§ Given request: Give an exact copy of every line, leaving images out.
#####
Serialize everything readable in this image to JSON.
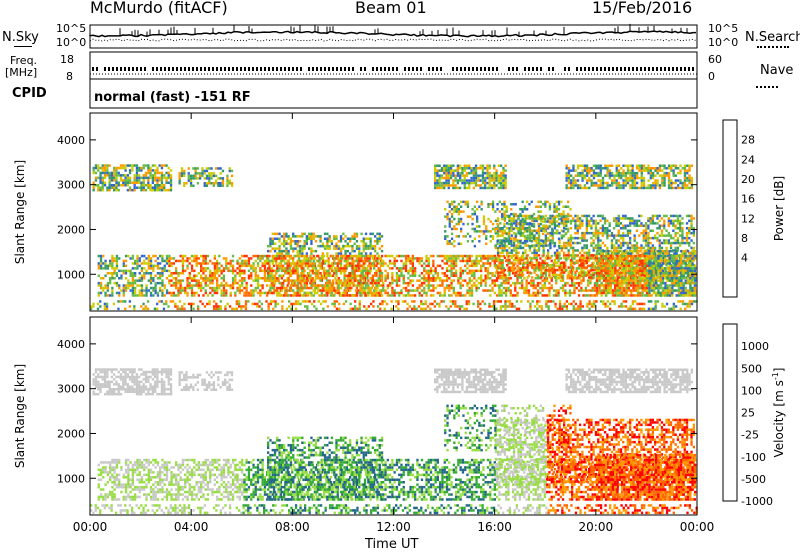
{
  "header": {
    "station": "McMurdo (fitACF)",
    "beam": "Beam 01",
    "date": "15/Feb/2016"
  },
  "noise_panel": {
    "left_label": "N.Sky",
    "right_label": "N.Search",
    "left_ticks": [
      "10^5",
      "10^0"
    ],
    "right_ticks": [
      "10^5",
      "10^0"
    ],
    "right_legend_style": "dotted"
  },
  "freq_panel": {
    "left_label_1": "Freq.",
    "left_label_2": "[MHz]",
    "right_label": "Nave",
    "left_ticks": [
      "18",
      "8"
    ],
    "right_ticks": [
      "60",
      "0"
    ],
    "right_legend_style": "dotted"
  },
  "cpid": {
    "label": "CPID",
    "text": "normal (fast) -151 RF"
  },
  "colors": {
    "velocity_scale": [
      "#ff0000",
      "#ff6600",
      "#ff9900",
      "#c8c8c8",
      "#99dd44",
      "#33aa33",
      "#226688",
      "#1144bb"
    ],
    "power_scale": [
      "#0000ff",
      "#3366cc",
      "#339966",
      "#66bb44",
      "#cccc00",
      "#ff9900",
      "#ff6600",
      "#ff3300",
      "#ff0000"
    ]
  },
  "chart_data": [
    {
      "type": "heatmap",
      "title": "",
      "quantity": "Power",
      "ylabel": "Slant Range [km]",
      "yticks": [
        1000,
        2000,
        3000,
        4000
      ],
      "ylim": [
        180,
        4600
      ],
      "xticks": [
        "00:00",
        "04:00",
        "08:00",
        "12:00",
        "16:00",
        "20:00",
        "00:00"
      ],
      "xlim_hours": [
        0,
        24
      ],
      "colorbar": {
        "label": "Power [dB]",
        "ticks": [
          "28",
          "24",
          "20",
          "16",
          "12",
          "8",
          "4"
        ],
        "range": [
          0,
          30
        ],
        "colors": [
          "#0000ff",
          "#3366cc",
          "#339966",
          "#66bb44",
          "#cccc00",
          "#ff9900",
          "#ff6600",
          "#ff3300",
          "#ff0000"
        ]
      }
    },
    {
      "type": "heatmap",
      "title": "",
      "quantity": "Velocity",
      "ylabel": "Slant Range [km]",
      "yticks": [
        1000,
        2000,
        3000,
        4000
      ],
      "ylim": [
        180,
        4600
      ],
      "xticks": [
        "00:00",
        "04:00",
        "08:00",
        "12:00",
        "16:00",
        "20:00",
        "00:00"
      ],
      "xlabel": "Time UT",
      "xlim_hours": [
        0,
        24
      ],
      "colorbar": {
        "label": "Velocity [m s",
        "label_sup": "-1",
        "label_end": "]",
        "ticks": [
          "1000",
          "500",
          "100",
          "25",
          "-25",
          "-100",
          "-500",
          "-1000"
        ],
        "colors": [
          "#1144bb",
          "#226688",
          "#33aa33",
          "#99dd44",
          "#c8c8c8",
          "#ff9900",
          "#ff6600",
          "#ff0000"
        ]
      }
    }
  ]
}
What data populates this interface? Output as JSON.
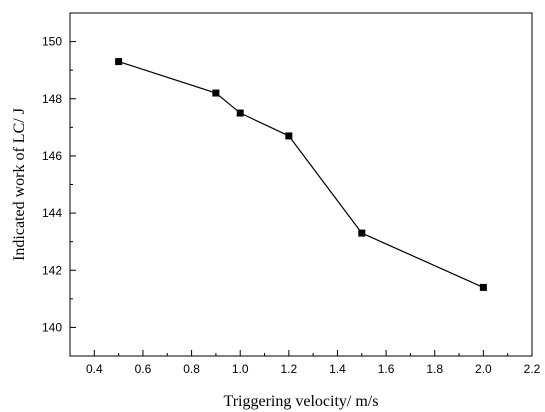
#####
§ Task response:
Serialize everything readable in this image to JSON.
{
  "header": {
    "station": "McMurdo (fitACF)",
    "beam": "Beam 01",
    "date": "15/Feb/2016"
  },
  "noise_panel": {
    "left_label": "N.Sky",
    "right_label": "N.Search",
    "left_ticks": [
      "10^5",
      "10^0"
    ],
    "right_ticks": [
      "10^5",
      "10^0"
    ],
    "right_legend_style": "dotted"
  },
  "freq_panel": {
    "left_label_1": "Freq.",
    "left_label_2": "[MHz]",
    "right_label": "Nave",
    "left_ticks": [
      "18",
      "8"
    ],
    "right_ticks": [
      "60",
      "0"
    ],
    "right_legend_style": "dotted"
  },
  "cpid": {
    "label": "CPID",
    "text": "normal (fast) -151 RF"
  },
  "colors": {
    "velocity_scale": [
      "#ff0000",
      "#ff6600",
      "#ff9900",
      "#c8c8c8",
      "#99dd44",
      "#33aa33",
      "#226688",
      "#1144bb"
    ],
    "power_scale": [
      "#0000ff",
      "#3366cc",
      "#339966",
      "#66bb44",
      "#cccc00",
      "#ff9900",
      "#ff6600",
      "#ff3300",
      "#ff0000"
    ]
  },
  "chart_data": [
    {
      "type": "heatmap",
      "title": "",
      "quantity": "Power",
      "ylabel": "Slant Range [km]",
      "yticks": [
        1000,
        2000,
        3000,
        4000
      ],
      "ylim": [
        180,
        4600
      ],
      "xticks": [
        "00:00",
        "04:00",
        "08:00",
        "12:00",
        "16:00",
        "20:00",
        "00:00"
      ],
      "xlim_hours": [
        0,
        24
      ],
      "colorbar": {
        "label": "Power [dB]",
        "ticks": [
          "28",
          "24",
          "20",
          "16",
          "12",
          "8",
          "4"
        ],
        "range": [
          0,
          30
        ],
        "colors": [
          "#0000ff",
          "#3366cc",
          "#339966",
          "#66bb44",
          "#cccc00",
          "#ff9900",
          "#ff6600",
          "#ff3300",
          "#ff0000"
        ]
      }
    },
    {
      "type": "heatmap",
      "title": "",
      "quantity": "Velocity",
      "ylabel": "Slant Range [km]",
      "yticks": [
        1000,
        2000,
        3000,
        4000
      ],
      "ylim": [
        180,
        4600
      ],
      "xticks": [
        "00:00",
        "04:00",
        "08:00",
        "12:00",
        "16:00",
        "20:00",
        "00:00"
      ],
      "xlabel": "Time UT",
      "xlim_hours": [
        0,
        24
      ],
      "colorbar": {
        "label": "Velocity [m s",
        "label_sup": "-1",
        "label_end": "]",
        "ticks": [
          "1000",
          "500",
          "100",
          "25",
          "-25",
          "-100",
          "-500",
          "-1000"
        ],
        "colors": [
          "#1144bb",
          "#226688",
          "#33aa33",
          "#99dd44",
          "#c8c8c8",
          "#ff9900",
          "#ff6600",
          "#ff0000"
        ]
      }
    }
  ]
}
What data populates this interface? Output as JSON.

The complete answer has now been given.